-- Start Reading passage --

EXPLORATIONS

Morning Courses FROM 9:30 am - noon

We structure our class times as a journey undertaken with one's peers in order to discover, create, and explore new things.

 

EACH SCHOOL year is broken up into Four course BLOCKS.

What are course blocks? We offer four terms of eight-week courses that allow students to dig deep into one particular conversation. This means that students are only focusing on learning one topic for those eight weeks instead of the seven subjects taught in traditional school settings. This provides students the chance to go deeper, ask questions, pause for reflection, and cover more material in one unit than most traditional students would cover in a whole semester.

Each course meets from 9:30am - 12:00pm every day for eight weeks (it is highly encouraged and expected that the time is spent in a variety of ways: interactive conversation, lecture, small group work, outdoor exploration, reading time, workshops, acting, etc...).

-- End Reading passage --

To do:
A – Please decide whether each statement agrees with the Explorations page, answering yes or no and quoting the words of the page that settle it: (i) The school year is divided into four course blocks. (ii) During a course block, students study seven subjects at once. (iii) Each course runs for eight weeks.
B – According to the Explorations page, at what time does each day's course session end?

-- Start Provided information --

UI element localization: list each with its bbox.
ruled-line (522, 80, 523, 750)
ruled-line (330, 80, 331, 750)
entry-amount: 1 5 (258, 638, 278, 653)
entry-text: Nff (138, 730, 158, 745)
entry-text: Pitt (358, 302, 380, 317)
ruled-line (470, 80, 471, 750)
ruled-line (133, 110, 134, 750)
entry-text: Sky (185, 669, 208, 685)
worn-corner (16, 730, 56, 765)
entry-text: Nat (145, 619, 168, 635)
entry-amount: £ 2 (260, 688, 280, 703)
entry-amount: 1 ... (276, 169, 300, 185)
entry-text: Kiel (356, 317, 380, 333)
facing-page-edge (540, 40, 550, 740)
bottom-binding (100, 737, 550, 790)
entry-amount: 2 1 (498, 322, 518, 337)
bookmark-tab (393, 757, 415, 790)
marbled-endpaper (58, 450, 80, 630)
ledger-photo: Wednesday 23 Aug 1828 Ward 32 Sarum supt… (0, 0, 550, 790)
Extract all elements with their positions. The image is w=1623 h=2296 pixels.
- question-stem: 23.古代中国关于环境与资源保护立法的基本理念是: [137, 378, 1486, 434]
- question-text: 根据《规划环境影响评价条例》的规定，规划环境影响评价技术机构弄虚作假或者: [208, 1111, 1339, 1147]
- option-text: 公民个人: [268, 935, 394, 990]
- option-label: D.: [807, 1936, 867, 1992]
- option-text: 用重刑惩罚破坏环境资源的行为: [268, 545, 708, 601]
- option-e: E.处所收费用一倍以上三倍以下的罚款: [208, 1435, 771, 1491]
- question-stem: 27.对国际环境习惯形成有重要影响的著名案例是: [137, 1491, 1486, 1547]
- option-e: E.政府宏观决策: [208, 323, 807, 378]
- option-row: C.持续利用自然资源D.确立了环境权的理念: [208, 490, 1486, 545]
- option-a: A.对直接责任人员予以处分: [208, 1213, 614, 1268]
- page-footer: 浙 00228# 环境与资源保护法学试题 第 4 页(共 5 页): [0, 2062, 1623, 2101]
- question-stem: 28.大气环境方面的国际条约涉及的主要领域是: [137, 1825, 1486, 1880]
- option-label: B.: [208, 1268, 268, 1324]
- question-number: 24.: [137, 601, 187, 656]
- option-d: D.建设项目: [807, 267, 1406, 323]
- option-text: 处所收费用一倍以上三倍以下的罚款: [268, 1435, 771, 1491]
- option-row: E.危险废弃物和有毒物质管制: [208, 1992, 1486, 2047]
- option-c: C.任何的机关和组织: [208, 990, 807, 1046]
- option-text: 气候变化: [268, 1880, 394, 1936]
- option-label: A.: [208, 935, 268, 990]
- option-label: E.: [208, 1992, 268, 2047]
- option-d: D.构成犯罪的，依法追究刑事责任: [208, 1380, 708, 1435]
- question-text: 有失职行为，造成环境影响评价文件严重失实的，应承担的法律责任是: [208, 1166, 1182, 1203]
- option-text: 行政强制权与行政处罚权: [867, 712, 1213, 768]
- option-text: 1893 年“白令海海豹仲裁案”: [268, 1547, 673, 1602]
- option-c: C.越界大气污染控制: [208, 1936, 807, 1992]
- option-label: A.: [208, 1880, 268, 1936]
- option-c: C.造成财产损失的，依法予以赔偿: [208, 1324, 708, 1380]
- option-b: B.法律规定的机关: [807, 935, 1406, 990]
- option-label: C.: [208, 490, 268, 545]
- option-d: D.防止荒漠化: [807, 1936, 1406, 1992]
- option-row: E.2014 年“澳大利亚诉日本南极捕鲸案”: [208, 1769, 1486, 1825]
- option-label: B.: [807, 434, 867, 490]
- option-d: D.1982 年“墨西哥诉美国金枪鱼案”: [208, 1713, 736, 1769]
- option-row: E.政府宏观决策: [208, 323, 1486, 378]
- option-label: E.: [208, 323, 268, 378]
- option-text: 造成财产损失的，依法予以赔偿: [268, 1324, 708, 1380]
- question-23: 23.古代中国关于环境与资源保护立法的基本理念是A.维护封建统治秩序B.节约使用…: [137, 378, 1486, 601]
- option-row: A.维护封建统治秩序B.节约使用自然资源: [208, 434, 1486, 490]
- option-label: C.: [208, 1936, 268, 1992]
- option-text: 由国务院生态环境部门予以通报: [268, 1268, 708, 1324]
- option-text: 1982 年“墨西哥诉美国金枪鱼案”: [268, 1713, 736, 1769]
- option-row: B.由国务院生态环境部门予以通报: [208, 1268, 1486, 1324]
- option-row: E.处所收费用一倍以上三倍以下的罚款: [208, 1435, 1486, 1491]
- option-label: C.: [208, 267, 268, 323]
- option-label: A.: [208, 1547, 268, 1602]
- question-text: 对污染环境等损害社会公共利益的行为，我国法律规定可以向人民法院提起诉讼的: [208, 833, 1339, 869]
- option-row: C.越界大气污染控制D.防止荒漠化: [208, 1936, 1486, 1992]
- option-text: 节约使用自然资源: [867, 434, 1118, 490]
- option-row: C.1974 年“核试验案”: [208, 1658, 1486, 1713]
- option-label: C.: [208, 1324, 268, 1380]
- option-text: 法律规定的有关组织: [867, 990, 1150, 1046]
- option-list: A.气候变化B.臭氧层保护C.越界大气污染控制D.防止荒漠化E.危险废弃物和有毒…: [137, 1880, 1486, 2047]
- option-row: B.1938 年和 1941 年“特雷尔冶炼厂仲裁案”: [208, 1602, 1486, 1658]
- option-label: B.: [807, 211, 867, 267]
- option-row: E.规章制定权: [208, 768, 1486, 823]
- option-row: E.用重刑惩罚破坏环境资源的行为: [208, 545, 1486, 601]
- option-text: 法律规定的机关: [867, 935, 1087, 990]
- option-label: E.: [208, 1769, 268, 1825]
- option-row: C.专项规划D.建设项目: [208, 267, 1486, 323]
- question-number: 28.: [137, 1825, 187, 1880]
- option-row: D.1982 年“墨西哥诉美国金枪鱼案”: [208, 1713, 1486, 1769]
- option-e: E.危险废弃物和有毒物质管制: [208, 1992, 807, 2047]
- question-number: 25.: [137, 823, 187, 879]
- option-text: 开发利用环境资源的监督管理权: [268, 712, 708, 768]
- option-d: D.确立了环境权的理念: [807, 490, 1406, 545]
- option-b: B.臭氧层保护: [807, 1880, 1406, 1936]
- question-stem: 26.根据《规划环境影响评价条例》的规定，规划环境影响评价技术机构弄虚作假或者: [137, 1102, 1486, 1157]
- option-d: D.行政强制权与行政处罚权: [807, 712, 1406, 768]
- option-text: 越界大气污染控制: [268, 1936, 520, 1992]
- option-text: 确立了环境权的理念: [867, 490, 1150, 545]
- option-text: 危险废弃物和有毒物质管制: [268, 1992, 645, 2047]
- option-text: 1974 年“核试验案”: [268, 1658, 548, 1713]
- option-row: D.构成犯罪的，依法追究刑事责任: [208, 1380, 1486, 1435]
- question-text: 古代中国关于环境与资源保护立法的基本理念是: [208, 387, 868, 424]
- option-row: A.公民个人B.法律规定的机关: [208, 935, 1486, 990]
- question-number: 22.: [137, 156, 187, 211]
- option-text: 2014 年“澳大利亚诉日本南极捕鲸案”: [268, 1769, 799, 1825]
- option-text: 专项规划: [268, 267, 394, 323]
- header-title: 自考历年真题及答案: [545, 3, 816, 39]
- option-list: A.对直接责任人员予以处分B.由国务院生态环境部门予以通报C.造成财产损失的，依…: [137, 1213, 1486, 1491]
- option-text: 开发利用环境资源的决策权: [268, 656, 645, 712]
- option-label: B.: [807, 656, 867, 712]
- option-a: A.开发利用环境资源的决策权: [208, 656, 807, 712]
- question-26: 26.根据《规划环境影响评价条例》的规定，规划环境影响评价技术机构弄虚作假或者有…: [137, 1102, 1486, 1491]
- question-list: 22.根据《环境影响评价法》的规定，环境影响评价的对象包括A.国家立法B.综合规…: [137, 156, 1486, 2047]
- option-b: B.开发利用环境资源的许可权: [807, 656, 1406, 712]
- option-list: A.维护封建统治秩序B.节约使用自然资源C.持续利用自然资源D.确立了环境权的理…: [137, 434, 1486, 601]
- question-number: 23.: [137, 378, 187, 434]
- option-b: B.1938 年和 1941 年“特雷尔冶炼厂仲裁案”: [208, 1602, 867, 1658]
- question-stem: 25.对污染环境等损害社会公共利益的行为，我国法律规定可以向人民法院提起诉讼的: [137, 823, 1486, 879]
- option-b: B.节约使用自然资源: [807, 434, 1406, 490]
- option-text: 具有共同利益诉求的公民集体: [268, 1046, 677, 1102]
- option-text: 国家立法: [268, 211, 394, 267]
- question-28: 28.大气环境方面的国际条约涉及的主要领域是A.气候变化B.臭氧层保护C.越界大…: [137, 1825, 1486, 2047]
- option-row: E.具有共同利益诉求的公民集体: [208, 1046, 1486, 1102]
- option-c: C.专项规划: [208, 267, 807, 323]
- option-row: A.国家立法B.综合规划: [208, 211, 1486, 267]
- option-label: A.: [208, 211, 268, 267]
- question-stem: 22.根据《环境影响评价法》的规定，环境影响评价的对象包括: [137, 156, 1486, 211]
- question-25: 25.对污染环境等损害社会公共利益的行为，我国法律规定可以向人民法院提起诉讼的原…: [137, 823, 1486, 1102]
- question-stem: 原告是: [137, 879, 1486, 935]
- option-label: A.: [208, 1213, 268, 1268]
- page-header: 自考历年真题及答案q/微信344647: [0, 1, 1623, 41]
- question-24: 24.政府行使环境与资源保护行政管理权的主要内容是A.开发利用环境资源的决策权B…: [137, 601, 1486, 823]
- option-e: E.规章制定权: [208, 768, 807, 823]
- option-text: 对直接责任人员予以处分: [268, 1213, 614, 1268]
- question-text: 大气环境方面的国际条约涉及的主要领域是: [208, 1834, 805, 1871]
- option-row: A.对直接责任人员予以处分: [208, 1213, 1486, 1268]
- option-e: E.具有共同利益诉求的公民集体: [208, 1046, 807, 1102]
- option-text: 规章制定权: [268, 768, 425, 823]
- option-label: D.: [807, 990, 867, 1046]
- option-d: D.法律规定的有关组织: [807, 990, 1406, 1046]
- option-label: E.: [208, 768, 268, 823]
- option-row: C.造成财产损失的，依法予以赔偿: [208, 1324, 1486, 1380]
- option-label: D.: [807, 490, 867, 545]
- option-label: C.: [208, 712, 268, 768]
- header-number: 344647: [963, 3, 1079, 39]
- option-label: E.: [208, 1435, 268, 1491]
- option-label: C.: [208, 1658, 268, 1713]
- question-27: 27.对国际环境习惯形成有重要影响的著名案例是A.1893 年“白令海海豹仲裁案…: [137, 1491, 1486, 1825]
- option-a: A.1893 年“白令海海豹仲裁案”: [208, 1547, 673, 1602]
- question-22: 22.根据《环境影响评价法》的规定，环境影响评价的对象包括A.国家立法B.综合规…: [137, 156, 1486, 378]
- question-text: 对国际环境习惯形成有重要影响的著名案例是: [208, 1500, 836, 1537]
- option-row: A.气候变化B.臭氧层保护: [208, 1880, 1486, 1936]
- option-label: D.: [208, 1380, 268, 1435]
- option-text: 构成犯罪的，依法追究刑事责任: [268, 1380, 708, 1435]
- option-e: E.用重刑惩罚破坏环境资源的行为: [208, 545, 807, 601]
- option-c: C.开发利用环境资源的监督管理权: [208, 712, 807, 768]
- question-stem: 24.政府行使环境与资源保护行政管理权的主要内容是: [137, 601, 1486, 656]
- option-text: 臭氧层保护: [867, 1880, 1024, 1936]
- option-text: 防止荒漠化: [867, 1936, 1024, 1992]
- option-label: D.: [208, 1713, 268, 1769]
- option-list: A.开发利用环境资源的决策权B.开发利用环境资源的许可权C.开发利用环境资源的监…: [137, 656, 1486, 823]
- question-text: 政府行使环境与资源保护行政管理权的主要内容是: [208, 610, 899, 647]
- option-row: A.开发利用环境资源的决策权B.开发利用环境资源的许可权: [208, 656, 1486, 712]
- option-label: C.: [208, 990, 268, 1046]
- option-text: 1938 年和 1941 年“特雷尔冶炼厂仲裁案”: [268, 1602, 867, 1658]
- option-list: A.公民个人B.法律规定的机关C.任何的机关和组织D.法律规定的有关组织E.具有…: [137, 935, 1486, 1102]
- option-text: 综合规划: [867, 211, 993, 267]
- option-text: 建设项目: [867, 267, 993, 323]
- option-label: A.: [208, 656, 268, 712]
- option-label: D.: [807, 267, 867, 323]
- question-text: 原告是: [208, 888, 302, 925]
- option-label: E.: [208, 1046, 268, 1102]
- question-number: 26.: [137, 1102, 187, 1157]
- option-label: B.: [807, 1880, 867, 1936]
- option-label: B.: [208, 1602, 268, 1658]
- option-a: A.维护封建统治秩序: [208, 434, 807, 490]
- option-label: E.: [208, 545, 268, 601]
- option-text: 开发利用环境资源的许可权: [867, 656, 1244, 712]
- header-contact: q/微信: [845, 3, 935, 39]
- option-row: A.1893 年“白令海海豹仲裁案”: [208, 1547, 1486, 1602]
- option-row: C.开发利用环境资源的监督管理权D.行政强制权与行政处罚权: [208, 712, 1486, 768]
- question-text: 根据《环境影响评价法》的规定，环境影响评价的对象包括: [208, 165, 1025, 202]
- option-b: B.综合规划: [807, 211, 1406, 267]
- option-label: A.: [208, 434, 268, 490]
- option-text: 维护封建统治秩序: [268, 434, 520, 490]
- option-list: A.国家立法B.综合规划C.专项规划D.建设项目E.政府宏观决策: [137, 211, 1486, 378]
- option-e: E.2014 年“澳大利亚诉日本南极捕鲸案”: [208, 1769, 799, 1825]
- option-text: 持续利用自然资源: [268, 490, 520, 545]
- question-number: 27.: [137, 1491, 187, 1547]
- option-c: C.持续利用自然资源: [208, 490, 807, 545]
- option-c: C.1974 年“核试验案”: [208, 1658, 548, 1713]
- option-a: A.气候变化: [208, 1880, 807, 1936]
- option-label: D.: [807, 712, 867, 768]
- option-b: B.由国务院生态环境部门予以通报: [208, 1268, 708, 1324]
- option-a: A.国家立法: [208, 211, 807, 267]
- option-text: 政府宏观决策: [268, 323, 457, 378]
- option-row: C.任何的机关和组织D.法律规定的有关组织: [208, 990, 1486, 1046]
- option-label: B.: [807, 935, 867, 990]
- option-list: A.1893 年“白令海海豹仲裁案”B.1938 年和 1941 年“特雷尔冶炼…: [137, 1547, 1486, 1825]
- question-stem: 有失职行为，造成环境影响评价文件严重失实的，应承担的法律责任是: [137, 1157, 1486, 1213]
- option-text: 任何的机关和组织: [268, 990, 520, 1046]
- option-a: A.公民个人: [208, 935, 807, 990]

-- End Provided information --

Solutions below:
A –
(i) Yes: "EACH SCHOOL year is broken up into Four course BLOCKS."
(ii) No: "students are only focusing on learning one topic for those eight weeks instead of the seven subjects taught in traditional school settings"
(iii) Yes: "Each course meets from 9:30am - 12:00pm every day for eight weeks"

B – 12:00 pm (noon).